# PROBLEM:
Print, exactly and completely, every entry in the data.

# SUPPLIED INFORMATION:

Begin

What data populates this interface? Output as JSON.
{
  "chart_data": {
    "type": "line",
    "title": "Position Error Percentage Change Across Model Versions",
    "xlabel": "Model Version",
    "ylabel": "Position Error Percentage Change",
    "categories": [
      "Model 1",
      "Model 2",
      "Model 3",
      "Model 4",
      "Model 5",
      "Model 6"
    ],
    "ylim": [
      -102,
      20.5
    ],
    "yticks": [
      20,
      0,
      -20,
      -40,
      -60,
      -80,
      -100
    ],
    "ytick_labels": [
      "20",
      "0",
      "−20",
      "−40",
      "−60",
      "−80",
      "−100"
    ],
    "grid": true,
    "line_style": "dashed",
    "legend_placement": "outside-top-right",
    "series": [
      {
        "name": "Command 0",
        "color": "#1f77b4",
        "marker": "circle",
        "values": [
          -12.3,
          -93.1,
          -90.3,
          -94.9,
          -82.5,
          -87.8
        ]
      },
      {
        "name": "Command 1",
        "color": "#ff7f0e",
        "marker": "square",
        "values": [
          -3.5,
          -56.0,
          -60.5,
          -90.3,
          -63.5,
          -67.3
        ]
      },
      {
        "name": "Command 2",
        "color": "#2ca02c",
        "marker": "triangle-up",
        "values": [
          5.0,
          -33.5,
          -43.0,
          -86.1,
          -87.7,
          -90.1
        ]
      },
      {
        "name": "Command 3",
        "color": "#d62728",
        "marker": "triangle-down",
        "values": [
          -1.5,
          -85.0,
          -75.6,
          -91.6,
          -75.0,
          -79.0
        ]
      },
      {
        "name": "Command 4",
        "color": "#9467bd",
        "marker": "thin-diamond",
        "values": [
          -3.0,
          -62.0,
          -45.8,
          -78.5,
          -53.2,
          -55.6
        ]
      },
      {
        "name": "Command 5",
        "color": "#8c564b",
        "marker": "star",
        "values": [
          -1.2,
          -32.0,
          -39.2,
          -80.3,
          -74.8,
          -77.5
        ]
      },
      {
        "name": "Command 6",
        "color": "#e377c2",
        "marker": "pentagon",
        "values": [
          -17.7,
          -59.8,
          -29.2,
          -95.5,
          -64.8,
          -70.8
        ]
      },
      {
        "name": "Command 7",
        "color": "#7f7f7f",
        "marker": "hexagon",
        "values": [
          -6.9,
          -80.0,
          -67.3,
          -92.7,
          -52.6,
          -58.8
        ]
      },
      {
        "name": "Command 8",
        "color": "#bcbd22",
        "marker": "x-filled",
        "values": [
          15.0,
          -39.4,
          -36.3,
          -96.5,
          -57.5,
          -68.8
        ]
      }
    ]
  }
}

End

# EXERCISE RESPONSE:
What data populates this interface? Output as JSON.
{
  "chart_data": {
    "type": "line",
    "title": "Position Error Percentage Change Across Model Versions",
    "xlabel": "Model Version",
    "ylabel": "Position Error Percentage Change",
    "categories": [
      "Model 1",
      "Model 2",
      "Model 3",
      "Model 4",
      "Model 5",
      "Model 6"
    ],
    "ylim": [
      -102,
      20.5
    ],
    "yticks": [
      20,
      0,
      -20,
      -40,
      -60,
      -80,
      -100
    ],
    "ytick_labels": [
      "20",
      "0",
      "−20",
      "−40",
      "−60",
      "−80",
      "−100"
    ],
    "grid": true,
    "line_style": "dashed",
    "legend_placement": "outside-top-right",
    "series": [
      {
        "name": "Command 0",
        "color": "#1f77b4",
        "marker": "circle",
        "values": [
          -12.3,
          -93.1,
          -90.3,
          -94.9,
          -82.5,
          -87.8
        ]
      },
      {
        "name": "Command 1",
        "color": "#ff7f0e",
        "marker": "square",
        "values": [
          -3.5,
          -56.0,
          -60.5,
          -90.3,
          -63.5,
          -67.3
        ]
      },
      {
        "name": "Command 2",
        "color": "#2ca02c",
        "marker": "triangle-up",
        "values": [
          5.0,
          -33.5,
          -43.0,
          -86.1,
          -87.7,
          -90.1
        ]
      },
      {
        "name": "Command 3",
        "color": "#d62728",
        "marker": "triangle-down",
        "values": [
          -1.5,
          -85.0,
          -75.6,
          -91.6,
          -75.0,
          -79.0
        ]
      },
      {
        "name": "Command 4",
        "color": "#9467bd",
        "marker": "thin-diamond",
        "values": [
          -3.0,
          -62.0,
          -45.8,
          -78.5,
          -53.2,
          -55.6
        ]
      },
      {
        "name": "Command 5",
        "color": "#8c564b",
        "marker": "star",
        "values": [
          -1.2,
          -32.0,
          -39.2,
          -80.3,
          -74.8,
          -77.5
        ]
      },
      {
        "name": "Command 6",
        "color": "#e377c2",
        "marker": "pentagon",
        "values": [
          -17.7,
          -59.8,
          -29.2,
          -95.5,
          -64.8,
          -70.8
        ]
      },
      {
        "name": "Command 7",
        "color": "#7f7f7f",
        "marker": "hexagon",
        "values": [
          -6.9,
          -80.0,
          -67.3,
          -92.7,
          -52.6,
          -58.8
        ]
      },
      {
        "name": "Command 8",
        "color": "#bcbd22",
        "marker": "x-filled",
        "values": [
          15.0,
          -39.4,
          -36.3,
          -96.5,
          -57.5,
          -68.8
        ]
      }
    ]
  }
}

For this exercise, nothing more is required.